Problem
Write the data out again so that it matches word for word.
####
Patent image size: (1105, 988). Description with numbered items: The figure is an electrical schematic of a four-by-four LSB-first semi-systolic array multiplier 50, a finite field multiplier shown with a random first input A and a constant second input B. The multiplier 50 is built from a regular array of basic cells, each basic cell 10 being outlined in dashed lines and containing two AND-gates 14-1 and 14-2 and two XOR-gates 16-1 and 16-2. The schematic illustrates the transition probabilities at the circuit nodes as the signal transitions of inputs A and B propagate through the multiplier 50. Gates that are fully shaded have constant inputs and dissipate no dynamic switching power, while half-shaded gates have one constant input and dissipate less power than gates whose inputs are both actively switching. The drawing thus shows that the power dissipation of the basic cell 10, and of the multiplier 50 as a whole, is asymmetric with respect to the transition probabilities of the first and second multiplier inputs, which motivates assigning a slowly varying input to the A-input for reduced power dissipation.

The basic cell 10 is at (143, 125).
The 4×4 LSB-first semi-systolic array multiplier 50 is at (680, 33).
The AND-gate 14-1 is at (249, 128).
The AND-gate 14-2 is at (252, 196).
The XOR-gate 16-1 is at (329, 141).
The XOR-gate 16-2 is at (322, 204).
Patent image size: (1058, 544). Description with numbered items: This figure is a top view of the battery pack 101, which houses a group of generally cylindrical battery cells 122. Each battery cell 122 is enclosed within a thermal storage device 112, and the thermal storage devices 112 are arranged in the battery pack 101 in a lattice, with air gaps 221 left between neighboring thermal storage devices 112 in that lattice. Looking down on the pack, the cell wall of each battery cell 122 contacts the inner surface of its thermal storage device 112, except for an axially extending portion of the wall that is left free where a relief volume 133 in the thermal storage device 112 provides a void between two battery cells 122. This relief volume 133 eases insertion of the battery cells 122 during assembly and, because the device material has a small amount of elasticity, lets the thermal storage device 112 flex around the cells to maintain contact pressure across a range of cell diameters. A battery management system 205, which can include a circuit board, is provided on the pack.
####
Exercise solution
Patent image size: (1105, 988). Description with numbered items: The figure is an electrical schematic of a four-by-four LSB-first semi-systolic array multiplier 50, a finite field multiplier shown with a random first input A and a constant second input B. The multiplier 50 is built from a regular array of basic cells, each basic cell 10 being outlined in dashed lines and containing two AND-gates 14-1 and 14-2 and two XOR-gates 16-1 and 16-2. The schematic illustrates the transition probabilities at the circuit nodes as the signal transitions of inputs A and B propagate through the multiplier 50. Gates that are fully shaded have constant inputs and dissipate no dynamic switching power, while half-shaded gates have one constant input and dissipate less power than gates whose inputs are both actively switching. The drawing thus shows that the power dissipation of the basic cell 10, and of the multiplier 50 as a whole, is asymmetric with respect to the transition probabilities of the first and second multiplier inputs, which motivates assigning a slowly varying input to the A-input for reduced power dissipation.

The basic cell 10 is at (143, 125).
The 4×4 LSB-first semi-systolic array multiplier 50 is at (680, 33).
The AND-gate 14-1 is at (249, 128).
The AND-gate 14-2 is at (252, 196).
The XOR-gate 16-1 is at (329, 141).
The XOR-gate 16-2 is at (322, 204).
Patent image size: (1058, 544). Description with numbered items: This figure is a top view of the battery pack 101, which houses a group of generally cylindrical battery cells 122. Each battery cell 122 is enclosed within a thermal storage device 112, and the thermal storage devices 112 are arranged in the battery pack 101 in a lattice, with air gaps 221 left between neighboring thermal storage devices 112 in that lattice. Looking down on the pack, the cell wall of each battery cell 122 contacts the inner surface of its thermal storage device 112, except for an axially extending portion of the wall that is left free where a relief volume 133 in the thermal storage device 112 provides a void between two battery cells 122. This relief volume 133 eases insertion of the battery cells 122 during assembly and, because the device material has a small amount of elasticity, lets the thermal storage device 112 flex around the cells to maintain contact pressure across a range of cell diameters. A battery management system 205, which can include a circuit board, is provided on the pack.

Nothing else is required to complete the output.